### Problem to work on
Start to finish, copy the data exactly.

===============

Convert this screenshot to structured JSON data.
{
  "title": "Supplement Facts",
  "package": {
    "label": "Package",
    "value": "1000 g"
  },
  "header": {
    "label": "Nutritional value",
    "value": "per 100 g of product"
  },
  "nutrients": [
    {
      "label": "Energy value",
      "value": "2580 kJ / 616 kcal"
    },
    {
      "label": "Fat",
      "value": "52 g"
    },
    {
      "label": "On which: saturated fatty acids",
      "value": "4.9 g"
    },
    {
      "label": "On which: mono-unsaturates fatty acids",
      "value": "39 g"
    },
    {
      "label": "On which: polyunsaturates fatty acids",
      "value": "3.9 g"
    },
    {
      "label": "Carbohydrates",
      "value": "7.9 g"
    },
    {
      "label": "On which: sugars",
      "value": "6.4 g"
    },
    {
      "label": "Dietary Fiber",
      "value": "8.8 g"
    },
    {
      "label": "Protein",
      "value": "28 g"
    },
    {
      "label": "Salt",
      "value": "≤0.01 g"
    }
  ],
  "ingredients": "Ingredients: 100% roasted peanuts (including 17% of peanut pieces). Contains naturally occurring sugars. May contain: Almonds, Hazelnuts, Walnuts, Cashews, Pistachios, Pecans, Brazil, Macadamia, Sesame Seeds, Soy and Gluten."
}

===============

### Response to the exercise
Convert this screenshot to structured JSON data.
{
  "title": "Supplement Facts",
  "package": {
    "label": "Package",
    "value": "1000 g"
  },
  "header": {
    "label": "Nutritional value",
    "value": "per 100 g of product"
  },
  "nutrients": [
    {
      "label": "Energy value",
      "value": "2580 kJ / 616 kcal"
    },
    {
      "label": "Fat",
      "value": "52 g"
    },
    {
      "label": "On which: saturated fatty acids",
      "value": "4.9 g"
    },
    {
      "label": "On which: mono-unsaturates fatty acids",
      "value": "39 g"
    },
    {
      "label": "On which: polyunsaturates fatty acids",
      "value": "3.9 g"
    },
    {
      "label": "Carbohydrates",
      "value": "7.9 g"
    },
    {
      "label": "On which: sugars",
      "value": "6.4 g"
    },
    {
      "label": "Dietary Fiber",
      "value": "8.8 g"
    },
    {
      "label": "Protein",
      "value": "28 g"
    },
    {
      "label": "Salt",
      "value": "≤0.01 g"
    }
  ],
  "ingredients": "Ingredients: 100% roasted peanuts (including 17% of peanut pieces). Contains naturally occurring sugars. May contain: Almonds, Hazelnuts, Walnuts, Cashews, Pistachios, Pecans, Brazil, Macadamia, Sesame Seeds, Soy and Gluten."
}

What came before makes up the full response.